### YOUR INSTRUCTIONS
Reproduce the records below in their entirety, character for character.

### DATA LINES
--------

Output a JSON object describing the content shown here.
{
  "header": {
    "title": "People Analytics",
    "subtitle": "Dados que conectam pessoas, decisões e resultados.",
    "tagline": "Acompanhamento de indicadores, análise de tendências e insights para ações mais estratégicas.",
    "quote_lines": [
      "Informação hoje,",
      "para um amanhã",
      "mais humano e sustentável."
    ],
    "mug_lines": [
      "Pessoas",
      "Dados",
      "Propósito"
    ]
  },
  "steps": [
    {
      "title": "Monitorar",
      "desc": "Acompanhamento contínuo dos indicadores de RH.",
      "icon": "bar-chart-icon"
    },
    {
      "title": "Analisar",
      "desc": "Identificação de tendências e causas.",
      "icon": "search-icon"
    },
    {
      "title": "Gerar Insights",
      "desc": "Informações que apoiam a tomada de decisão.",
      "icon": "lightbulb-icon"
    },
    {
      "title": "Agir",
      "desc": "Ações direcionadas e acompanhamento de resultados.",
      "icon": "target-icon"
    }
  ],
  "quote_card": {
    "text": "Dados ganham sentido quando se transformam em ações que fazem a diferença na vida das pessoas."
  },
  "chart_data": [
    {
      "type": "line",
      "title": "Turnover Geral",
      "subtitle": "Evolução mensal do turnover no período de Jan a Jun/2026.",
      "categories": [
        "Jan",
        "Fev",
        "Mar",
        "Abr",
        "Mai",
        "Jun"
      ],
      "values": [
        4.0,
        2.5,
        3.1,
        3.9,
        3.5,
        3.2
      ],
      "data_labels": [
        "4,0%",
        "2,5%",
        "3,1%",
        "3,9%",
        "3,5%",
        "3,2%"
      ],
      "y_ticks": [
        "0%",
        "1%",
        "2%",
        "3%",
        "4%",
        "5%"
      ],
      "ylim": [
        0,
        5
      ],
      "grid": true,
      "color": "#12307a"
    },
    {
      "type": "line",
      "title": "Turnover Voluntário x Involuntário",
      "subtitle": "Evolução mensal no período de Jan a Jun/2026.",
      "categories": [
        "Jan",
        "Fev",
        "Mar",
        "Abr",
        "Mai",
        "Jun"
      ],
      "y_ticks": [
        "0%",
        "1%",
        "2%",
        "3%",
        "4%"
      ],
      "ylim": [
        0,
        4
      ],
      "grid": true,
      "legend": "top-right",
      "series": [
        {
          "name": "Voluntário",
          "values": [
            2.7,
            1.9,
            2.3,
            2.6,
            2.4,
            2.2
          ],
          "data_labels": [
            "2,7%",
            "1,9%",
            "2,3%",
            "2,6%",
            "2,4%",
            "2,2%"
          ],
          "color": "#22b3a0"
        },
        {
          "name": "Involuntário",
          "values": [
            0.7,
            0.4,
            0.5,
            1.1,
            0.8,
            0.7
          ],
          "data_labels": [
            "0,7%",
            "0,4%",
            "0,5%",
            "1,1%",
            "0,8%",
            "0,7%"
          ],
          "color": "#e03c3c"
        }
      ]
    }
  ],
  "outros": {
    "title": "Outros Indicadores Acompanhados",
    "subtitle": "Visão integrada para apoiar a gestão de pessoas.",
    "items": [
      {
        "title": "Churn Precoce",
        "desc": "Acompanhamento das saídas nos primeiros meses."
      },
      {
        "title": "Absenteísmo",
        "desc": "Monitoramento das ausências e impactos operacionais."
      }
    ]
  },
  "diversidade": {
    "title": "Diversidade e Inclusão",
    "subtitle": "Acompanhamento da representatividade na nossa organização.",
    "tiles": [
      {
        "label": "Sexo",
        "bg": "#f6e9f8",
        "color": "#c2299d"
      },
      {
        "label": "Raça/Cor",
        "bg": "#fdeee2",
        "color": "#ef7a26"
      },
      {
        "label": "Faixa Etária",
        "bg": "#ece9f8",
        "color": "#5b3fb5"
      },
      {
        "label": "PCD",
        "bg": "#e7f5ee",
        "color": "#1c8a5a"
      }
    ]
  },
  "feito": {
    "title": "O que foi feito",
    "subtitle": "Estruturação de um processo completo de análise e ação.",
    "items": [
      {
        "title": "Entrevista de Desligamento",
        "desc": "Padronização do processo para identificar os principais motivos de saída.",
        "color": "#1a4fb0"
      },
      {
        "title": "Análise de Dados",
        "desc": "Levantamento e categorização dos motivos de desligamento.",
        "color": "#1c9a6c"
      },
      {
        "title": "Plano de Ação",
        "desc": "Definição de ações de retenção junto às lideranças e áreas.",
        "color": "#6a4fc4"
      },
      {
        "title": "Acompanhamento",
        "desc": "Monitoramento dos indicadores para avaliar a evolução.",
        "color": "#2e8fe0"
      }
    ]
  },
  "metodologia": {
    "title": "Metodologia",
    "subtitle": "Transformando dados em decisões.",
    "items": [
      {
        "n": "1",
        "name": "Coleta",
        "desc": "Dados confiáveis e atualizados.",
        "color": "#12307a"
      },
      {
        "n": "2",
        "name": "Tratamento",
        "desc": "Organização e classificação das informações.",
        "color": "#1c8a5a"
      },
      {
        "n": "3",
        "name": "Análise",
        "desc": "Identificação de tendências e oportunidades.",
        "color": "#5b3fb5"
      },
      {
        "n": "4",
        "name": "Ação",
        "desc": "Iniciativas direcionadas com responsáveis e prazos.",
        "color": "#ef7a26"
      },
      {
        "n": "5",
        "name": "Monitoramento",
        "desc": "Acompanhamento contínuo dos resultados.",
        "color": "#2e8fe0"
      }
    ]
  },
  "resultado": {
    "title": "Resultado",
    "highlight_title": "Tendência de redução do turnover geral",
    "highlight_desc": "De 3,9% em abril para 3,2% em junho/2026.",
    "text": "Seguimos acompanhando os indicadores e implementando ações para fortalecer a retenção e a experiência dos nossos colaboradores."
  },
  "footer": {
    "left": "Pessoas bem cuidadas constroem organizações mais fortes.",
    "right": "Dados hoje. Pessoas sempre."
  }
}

--------

### REPLY
Output a JSON object describing the content shown here.
{
  "header": {
    "title": "People Analytics",
    "subtitle": "Dados que conectam pessoas, decisões e resultados.",
    "tagline": "Acompanhamento de indicadores, análise de tendências e insights para ações mais estratégicas.",
    "quote_lines": [
      "Informação hoje,",
      "para um amanhã",
      "mais humano e sustentável."
    ],
    "mug_lines": [
      "Pessoas",
      "Dados",
      "Propósito"
    ]
  },
  "steps": [
    {
      "title": "Monitorar",
      "desc": "Acompanhamento contínuo dos indicadores de RH.",
      "icon": "bar-chart-icon"
    },
    {
      "title": "Analisar",
      "desc": "Identificação de tendências e causas.",
      "icon": "search-icon"
    },
    {
      "title": "Gerar Insights",
      "desc": "Informações que apoiam a tomada de decisão.",
      "icon": "lightbulb-icon"
    },
    {
      "title": "Agir",
      "desc": "Ações direcionadas e acompanhamento de resultados.",
      "icon": "target-icon"
    }
  ],
  "quote_card": {
    "text": "Dados ganham sentido quando se transformam em ações que fazem a diferença na vida das pessoas."
  },
  "chart_data": [
    {
      "type": "line",
      "title": "Turnover Geral",
      "subtitle": "Evolução mensal do turnover no período de Jan a Jun/2026.",
      "categories": [
        "Jan",
        "Fev",
        "Mar",
        "Abr",
        "Mai",
        "Jun"
      ],
      "values": [
        4.0,
        2.5,
        3.1,
        3.9,
        3.5,
        3.2
      ],
      "data_labels": [
        "4,0%",
        "2,5%",
        "3,1%",
        "3,9%",
        "3,5%",
        "3,2%"
      ],
      "y_ticks": [
        "0%",
        "1%",
        "2%",
        "3%",
        "4%",
        "5%"
      ],
      "ylim": [
        0,
        5
      ],
      "grid": true,
      "color": "#12307a"
    },
    {
      "type": "line",
      "title": "Turnover Voluntário x Involuntário",
      "subtitle": "Evolução mensal no período de Jan a Jun/2026.",
      "categories": [
        "Jan",
        "Fev",
        "Mar",
        "Abr",
        "Mai",
        "Jun"
      ],
      "y_ticks": [
        "0%",
        "1%",
        "2%",
        "3%",
        "4%"
      ],
      "ylim": [
        0,
        4
      ],
      "grid": true,
      "legend": "top-right",
      "series": [
        {
          "name": "Voluntário",
          "values": [
            2.7,
            1.9,
            2.3,
            2.6,
            2.4,
            2.2
          ],
          "data_labels": [
            "2,7%",
            "1,9%",
            "2,3%",
            "2,6%",
            "2,4%",
            "2,2%"
          ],
          "color": "#22b3a0"
        },
        {
          "name": "Involuntário",
          "values": [
            0.7,
            0.4,
            0.5,
            1.1,
            0.8,
            0.7
          ],
          "data_labels": [
            "0,7%",
            "0,4%",
            "0,5%",
            "1,1%",
            "0,8%",
            "0,7%"
          ],
          "color": "#e03c3c"
        }
      ]
    }
  ],
  "outros": {
    "title": "Outros Indicadores Acompanhados",
    "subtitle": "Visão integrada para apoiar a gestão de pessoas.",
    "items": [
      {
        "title": "Churn Precoce",
        "desc": "Acompanhamento das saídas nos primeiros meses."
      },
      {
        "title": "Absenteísmo",
        "desc": "Monitoramento das ausências e impactos operacionais."
      }
    ]
  },
  "diversidade": {
    "title": "Diversidade e Inclusão",
    "subtitle": "Acompanhamento da representatividade na nossa organização.",
    "tiles": [
      {
        "label": "Sexo",
        "bg": "#f6e9f8",
        "color": "#c2299d"
      },
      {
        "label": "Raça/Cor",
        "bg": "#fdeee2",
        "color": "#ef7a26"
      },
      {
        "label": "Faixa Etária",
        "bg": "#ece9f8",
        "color": "#5b3fb5"
      },
      {
        "label": "PCD",
        "bg": "#e7f5ee",
        "color": "#1c8a5a"
      }
    ]
  },
  "feito": {
    "title": "O que foi feito",
    "subtitle": "Estruturação de um processo completo de análise e ação.",
    "items": [
      {
        "title": "Entrevista de Desligamento",
        "desc": "Padronização do processo para identificar os principais motivos de saída.",
        "color": "#1a4fb0"
      },
      {
        "title": "Análise de Dados",
        "desc": "Levantamento e categorização dos motivos de desligamento.",
        "color": "#1c9a6c"
      },
      {
        "title": "Plano de Ação",
        "desc": "Definição de ações de retenção junto às lideranças e áreas.",
        "color": "#6a4fc4"
      },
      {
        "title": "Acompanhamento",
        "desc": "Monitoramento dos indicadores para avaliar a evolução.",
        "color": "#2e8fe0"
      }
    ]
  },
  "metodologia": {
    "title": "Metodologia",
    "subtitle": "Transformando dados em decisões.",
    "items": [
      {
        "n": "1",
        "name": "Coleta",
        "desc": "Dados confiáveis e atualizados.",
        "color": "#12307a"
      },
      {
        "n": "2",
        "name": "Tratamento",
        "desc": "Organização e classificação das informações.",
        "color": "#1c8a5a"
      },
      {
        "n": "3",
        "name": "Análise",
        "desc": "Identificação de tendências e oportunidades.",
        "color": "#5b3fb5"
      },
      {
        "n": "4",
        "name": "Ação",
        "desc": "Iniciativas direcionadas com responsáveis e prazos.",
        "color": "#ef7a26"
      },
      {
        "n": "5",
        "name": "Monitoramento",
        "desc": "Acompanhamento contínuo dos resultados.",
        "color": "#2e8fe0"
      }
    ]
  },
  "resultado": {
    "title": "Resultado",
    "highlight_title": "Tendência de redução do turnover geral",
    "highlight_desc": "De 3,9% em abril para 3,2% em junho/2026.",
    "text": "Seguimos acompanhando os indicadores e implementando ações para fortalecer a retenção e a experiência dos nossos colaboradores."
  },
  "footer": {
    "left": "Pessoas bem cuidadas constroem organizações mais fortes.",
    "right": "Dados hoje. Pessoas sempre."
  }
}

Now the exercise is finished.